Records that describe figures

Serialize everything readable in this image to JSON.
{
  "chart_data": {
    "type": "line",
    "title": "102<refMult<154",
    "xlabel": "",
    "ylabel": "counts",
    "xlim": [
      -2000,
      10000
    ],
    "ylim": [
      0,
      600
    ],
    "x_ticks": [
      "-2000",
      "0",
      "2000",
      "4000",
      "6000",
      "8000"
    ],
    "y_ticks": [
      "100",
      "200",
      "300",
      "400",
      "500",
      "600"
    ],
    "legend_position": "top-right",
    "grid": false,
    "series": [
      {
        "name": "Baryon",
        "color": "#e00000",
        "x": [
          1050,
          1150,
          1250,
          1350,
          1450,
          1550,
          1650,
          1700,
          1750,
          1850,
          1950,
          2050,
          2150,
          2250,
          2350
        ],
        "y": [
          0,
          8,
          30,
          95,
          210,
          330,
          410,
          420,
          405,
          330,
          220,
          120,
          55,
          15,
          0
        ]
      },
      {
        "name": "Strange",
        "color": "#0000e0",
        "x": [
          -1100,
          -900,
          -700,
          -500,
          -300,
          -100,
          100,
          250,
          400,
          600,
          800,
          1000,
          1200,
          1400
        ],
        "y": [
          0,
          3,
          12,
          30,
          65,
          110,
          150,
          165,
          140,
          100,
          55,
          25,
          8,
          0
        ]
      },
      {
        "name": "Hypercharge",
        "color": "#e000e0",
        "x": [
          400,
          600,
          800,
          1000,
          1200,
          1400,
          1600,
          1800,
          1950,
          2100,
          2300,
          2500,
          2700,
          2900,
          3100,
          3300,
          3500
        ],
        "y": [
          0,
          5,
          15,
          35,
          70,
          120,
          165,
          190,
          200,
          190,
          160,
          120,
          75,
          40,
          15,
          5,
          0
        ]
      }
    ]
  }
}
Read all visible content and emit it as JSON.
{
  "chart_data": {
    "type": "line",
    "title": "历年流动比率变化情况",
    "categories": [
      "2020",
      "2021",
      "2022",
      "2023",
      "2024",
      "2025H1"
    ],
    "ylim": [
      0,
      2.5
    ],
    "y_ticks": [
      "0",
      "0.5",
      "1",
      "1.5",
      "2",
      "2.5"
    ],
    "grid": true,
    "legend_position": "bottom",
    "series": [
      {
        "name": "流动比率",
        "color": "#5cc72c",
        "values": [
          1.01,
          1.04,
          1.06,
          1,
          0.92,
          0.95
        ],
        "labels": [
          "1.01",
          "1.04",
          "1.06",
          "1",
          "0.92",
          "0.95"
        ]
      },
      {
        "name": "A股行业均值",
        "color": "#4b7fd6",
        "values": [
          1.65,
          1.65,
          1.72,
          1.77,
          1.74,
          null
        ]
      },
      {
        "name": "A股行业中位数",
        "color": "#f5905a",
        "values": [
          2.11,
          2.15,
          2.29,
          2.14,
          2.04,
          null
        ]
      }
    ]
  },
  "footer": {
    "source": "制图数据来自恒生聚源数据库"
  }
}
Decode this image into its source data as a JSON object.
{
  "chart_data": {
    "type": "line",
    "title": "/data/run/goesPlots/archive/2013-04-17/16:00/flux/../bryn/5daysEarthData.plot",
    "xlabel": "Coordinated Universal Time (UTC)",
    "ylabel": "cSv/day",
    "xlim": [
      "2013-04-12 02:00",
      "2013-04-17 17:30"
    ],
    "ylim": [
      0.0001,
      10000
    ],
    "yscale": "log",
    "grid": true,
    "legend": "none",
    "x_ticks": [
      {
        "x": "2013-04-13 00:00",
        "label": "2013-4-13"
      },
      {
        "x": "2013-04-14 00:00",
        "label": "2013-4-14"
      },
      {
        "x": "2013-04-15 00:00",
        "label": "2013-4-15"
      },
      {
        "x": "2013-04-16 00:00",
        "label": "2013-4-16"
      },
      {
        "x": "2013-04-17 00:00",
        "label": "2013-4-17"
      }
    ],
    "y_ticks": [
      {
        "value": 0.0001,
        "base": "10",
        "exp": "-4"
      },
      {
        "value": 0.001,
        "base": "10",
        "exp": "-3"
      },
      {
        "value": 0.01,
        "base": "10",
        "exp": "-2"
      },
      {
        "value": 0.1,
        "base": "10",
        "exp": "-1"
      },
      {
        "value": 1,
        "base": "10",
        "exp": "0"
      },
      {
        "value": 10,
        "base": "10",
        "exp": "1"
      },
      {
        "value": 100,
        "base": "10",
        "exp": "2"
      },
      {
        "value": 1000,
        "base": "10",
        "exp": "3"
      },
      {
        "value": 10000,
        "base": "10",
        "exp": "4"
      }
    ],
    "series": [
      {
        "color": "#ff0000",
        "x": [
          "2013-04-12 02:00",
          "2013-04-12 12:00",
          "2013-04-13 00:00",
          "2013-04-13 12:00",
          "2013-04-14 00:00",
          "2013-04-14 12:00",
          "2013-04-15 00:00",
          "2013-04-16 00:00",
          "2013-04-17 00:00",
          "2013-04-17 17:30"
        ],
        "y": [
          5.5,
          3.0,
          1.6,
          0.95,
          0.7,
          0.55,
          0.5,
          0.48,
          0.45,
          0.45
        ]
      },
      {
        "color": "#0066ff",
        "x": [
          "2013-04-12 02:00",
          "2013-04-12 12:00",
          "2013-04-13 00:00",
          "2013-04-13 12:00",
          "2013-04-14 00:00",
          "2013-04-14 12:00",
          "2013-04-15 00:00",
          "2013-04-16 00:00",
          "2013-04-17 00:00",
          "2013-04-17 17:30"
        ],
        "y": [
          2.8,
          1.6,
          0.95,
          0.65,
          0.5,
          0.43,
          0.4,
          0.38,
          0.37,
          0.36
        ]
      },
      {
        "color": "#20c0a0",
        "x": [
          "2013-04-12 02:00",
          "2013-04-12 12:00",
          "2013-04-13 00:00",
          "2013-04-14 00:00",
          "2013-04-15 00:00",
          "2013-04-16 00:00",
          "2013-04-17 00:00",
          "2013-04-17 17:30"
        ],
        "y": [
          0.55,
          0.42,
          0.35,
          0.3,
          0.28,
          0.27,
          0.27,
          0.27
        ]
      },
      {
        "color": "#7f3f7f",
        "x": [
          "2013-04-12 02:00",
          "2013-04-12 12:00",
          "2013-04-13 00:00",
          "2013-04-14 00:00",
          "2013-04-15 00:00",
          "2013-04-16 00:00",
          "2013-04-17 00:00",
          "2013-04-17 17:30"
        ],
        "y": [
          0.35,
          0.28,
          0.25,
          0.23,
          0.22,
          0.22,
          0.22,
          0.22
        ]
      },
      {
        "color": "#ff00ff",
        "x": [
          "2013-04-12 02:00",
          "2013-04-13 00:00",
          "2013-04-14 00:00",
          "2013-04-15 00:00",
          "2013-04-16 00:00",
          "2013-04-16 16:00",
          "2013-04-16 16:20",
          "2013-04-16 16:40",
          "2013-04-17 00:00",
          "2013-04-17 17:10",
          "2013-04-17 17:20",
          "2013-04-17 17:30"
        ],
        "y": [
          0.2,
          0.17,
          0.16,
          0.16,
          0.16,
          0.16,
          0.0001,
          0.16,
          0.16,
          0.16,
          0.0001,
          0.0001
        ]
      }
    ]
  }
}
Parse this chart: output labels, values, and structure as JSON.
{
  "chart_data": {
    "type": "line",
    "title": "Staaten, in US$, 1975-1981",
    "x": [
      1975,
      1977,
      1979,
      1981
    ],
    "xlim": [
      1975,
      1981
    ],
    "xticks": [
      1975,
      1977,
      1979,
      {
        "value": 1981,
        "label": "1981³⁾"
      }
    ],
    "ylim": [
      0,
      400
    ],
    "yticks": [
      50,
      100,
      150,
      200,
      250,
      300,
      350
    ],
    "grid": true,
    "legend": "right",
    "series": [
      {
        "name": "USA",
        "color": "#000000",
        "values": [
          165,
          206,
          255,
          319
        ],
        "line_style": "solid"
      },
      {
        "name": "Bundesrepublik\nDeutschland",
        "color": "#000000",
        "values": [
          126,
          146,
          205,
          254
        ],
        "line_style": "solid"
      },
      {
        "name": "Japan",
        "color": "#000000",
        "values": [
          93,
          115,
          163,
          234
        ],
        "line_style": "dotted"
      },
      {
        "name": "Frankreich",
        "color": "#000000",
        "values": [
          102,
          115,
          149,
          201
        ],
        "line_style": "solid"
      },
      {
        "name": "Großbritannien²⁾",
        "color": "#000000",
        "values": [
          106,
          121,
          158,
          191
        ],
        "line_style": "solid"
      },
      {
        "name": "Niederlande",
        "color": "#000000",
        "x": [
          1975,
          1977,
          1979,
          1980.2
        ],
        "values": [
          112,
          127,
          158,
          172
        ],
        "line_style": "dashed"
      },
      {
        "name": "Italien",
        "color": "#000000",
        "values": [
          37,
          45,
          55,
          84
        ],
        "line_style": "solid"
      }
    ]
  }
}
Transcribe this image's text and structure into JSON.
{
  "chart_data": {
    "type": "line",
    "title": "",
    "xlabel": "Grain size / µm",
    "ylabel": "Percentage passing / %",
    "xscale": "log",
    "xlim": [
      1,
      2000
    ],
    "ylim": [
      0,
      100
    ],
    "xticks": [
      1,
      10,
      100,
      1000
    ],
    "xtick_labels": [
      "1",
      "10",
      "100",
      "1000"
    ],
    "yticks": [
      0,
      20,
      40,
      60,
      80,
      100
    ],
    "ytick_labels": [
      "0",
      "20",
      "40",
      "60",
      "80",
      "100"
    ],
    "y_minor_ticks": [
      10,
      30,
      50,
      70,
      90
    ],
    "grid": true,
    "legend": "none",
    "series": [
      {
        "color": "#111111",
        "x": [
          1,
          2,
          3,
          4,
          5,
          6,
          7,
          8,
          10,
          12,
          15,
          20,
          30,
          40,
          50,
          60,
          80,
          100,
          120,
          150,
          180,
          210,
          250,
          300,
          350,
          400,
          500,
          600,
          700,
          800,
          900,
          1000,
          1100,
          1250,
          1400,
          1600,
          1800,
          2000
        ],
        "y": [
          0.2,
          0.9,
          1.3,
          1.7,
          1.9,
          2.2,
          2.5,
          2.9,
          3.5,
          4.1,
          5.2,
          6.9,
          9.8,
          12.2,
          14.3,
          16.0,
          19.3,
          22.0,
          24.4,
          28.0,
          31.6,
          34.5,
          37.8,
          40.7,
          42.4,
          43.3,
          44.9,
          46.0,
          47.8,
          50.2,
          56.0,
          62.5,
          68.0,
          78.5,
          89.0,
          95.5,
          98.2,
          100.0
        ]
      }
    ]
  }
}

• _What the task requires_
From the data above, show each line that contains "xlabel".

• _Task solution_
    "xlabel": "",
    "xlabel": "Coordinated Universal Time (UTC)",
    "xlabel": "Grain size / µm",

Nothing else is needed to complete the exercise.